[Extracted data entries]

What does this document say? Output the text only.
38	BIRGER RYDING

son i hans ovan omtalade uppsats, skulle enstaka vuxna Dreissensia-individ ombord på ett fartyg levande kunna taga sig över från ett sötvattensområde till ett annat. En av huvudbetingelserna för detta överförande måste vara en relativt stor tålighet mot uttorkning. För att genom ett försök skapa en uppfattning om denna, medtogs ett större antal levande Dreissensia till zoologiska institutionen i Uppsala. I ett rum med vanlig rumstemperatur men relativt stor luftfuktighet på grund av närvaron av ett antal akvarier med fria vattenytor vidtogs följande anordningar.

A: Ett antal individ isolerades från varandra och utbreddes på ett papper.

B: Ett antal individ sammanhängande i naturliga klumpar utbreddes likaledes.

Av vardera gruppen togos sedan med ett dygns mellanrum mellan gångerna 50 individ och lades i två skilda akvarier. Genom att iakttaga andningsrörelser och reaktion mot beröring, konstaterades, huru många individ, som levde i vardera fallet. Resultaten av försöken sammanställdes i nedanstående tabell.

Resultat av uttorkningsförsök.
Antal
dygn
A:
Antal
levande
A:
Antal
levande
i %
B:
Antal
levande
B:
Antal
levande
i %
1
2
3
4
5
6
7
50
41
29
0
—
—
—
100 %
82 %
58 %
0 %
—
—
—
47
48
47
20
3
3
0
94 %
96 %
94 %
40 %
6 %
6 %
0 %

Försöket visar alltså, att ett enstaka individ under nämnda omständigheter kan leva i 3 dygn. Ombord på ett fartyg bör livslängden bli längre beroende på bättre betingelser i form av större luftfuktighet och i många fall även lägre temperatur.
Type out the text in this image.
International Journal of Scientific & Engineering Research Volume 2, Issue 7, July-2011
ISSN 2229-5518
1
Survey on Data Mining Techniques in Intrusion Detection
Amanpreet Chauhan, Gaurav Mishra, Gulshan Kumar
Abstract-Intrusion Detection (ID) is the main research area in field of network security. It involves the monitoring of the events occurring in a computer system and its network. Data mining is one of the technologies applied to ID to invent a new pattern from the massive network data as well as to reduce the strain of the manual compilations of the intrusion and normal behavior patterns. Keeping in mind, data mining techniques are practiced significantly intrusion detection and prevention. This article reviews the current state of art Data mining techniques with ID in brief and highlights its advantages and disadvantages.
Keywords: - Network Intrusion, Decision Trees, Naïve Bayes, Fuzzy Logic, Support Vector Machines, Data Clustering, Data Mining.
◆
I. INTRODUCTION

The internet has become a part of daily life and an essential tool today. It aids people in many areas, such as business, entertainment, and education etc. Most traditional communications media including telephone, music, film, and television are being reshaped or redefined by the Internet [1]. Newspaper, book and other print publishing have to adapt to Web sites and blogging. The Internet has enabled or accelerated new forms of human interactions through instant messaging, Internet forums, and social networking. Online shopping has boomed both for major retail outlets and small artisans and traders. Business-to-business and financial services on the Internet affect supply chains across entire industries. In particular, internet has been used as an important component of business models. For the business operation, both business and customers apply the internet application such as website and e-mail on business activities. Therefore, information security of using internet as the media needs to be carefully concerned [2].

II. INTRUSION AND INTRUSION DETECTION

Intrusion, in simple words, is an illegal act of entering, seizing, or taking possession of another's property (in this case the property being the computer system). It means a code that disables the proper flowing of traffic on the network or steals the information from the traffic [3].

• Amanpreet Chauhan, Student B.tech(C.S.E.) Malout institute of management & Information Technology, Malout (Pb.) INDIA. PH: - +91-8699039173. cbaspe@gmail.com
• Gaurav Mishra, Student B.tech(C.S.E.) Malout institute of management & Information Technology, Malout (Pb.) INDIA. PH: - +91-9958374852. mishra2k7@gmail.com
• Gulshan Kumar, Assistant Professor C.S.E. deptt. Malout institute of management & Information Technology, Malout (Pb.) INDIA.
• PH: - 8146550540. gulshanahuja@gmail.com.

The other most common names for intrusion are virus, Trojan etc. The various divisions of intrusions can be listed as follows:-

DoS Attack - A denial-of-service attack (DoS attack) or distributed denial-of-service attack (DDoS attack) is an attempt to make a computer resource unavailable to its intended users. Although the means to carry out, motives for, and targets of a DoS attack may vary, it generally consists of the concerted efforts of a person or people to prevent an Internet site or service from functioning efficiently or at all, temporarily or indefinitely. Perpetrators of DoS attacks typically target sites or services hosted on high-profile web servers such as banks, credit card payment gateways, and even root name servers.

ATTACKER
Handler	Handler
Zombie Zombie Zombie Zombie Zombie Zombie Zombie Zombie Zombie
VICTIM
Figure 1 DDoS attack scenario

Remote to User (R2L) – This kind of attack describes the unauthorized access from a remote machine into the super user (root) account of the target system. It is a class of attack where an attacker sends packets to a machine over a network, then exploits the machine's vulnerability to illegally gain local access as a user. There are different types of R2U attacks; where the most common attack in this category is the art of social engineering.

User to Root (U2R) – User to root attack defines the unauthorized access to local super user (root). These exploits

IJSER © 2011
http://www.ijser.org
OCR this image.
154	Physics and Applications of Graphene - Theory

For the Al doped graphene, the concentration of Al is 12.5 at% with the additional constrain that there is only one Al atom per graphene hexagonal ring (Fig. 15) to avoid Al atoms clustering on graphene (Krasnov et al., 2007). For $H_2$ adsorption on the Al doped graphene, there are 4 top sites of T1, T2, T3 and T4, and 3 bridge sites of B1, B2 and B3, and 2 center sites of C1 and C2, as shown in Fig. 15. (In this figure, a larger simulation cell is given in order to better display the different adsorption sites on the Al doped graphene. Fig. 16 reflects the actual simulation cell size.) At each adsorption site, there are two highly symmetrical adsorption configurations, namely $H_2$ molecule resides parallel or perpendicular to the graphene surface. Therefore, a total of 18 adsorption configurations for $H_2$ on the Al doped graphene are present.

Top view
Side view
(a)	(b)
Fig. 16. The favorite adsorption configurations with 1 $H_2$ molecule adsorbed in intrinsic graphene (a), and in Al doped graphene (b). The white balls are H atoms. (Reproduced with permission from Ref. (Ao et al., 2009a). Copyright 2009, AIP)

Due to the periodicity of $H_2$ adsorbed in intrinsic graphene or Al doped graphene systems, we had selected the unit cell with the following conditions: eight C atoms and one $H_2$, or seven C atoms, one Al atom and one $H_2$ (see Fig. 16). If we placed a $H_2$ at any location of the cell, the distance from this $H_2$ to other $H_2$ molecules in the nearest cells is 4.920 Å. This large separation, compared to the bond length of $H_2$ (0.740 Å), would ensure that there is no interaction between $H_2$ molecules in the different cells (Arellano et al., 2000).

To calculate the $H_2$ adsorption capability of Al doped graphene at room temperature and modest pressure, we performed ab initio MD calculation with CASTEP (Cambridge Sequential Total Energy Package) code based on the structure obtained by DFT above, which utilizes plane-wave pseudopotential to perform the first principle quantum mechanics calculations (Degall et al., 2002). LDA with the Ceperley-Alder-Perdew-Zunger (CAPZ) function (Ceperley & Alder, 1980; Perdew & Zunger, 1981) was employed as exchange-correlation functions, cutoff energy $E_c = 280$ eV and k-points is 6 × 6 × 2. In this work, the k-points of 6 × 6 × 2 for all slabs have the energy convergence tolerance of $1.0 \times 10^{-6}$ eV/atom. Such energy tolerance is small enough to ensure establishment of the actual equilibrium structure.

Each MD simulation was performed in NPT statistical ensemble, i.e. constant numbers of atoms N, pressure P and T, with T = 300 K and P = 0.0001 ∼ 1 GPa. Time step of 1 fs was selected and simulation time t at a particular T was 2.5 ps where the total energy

Exercise instructions: Filter the entries above and return only the lines holding "Chauhan".

Solution to this problem:
Amanpreet Chauhan, Gaurav Mishra, Gulshan Kumar
• Amanpreet Chauhan, Student B.tech(C.S.E.) Malout institute of management & Information Technology, Malout (Pb.) INDIA. PH: - +91-8699039173. cbaspe@gmail.com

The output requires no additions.